### Data extract ###

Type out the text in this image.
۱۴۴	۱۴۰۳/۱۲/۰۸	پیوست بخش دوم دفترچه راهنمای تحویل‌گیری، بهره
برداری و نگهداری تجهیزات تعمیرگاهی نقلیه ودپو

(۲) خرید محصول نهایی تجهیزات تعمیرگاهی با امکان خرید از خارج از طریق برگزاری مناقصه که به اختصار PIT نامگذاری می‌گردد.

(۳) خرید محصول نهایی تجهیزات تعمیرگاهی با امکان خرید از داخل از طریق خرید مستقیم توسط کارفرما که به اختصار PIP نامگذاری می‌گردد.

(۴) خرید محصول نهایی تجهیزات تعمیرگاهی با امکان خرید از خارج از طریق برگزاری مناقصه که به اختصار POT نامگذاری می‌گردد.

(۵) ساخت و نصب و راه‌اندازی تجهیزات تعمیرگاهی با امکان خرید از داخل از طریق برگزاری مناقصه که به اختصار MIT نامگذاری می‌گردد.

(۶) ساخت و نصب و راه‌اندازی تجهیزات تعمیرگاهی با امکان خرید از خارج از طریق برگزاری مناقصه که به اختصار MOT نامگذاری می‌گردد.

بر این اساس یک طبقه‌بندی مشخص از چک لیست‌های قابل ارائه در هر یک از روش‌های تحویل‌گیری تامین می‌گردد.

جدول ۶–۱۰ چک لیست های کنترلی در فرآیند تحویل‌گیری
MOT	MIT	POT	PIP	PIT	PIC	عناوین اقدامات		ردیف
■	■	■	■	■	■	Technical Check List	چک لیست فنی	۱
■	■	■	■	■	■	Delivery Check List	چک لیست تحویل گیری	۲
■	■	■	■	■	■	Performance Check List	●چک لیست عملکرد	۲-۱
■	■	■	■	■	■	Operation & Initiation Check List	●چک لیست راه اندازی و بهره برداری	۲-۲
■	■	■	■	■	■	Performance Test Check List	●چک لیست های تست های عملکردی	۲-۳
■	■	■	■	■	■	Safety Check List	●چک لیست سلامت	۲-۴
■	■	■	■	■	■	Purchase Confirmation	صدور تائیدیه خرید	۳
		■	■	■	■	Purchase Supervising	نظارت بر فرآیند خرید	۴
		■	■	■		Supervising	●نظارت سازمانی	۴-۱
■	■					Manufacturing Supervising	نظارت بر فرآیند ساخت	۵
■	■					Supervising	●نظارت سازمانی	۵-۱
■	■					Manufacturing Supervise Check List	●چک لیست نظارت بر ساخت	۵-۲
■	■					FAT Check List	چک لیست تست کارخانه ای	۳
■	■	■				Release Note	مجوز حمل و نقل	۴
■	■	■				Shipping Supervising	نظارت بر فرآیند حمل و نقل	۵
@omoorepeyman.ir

###

Copy every line in the records above that contains the word "اندازی".

(۵) ساخت و نصب و راه‌اندازی تجهیزات تعمیرگاهی با امکان خرید از داخل از طریق برگزاری مناقصه که به اختصار MIT نامگذاری می‌گردد.
(۶) ساخت و نصب و راه‌اندازی تجهیزات تعمیرگاهی با امکان خرید از خارج از طریق برگزاری مناقصه که به اختصار MOT نامگذاری می‌گردد.
■	■	■	■	■	■	Operation & Initiation Check List	●چک لیست راه اندازی و بهره برداری	۲-۲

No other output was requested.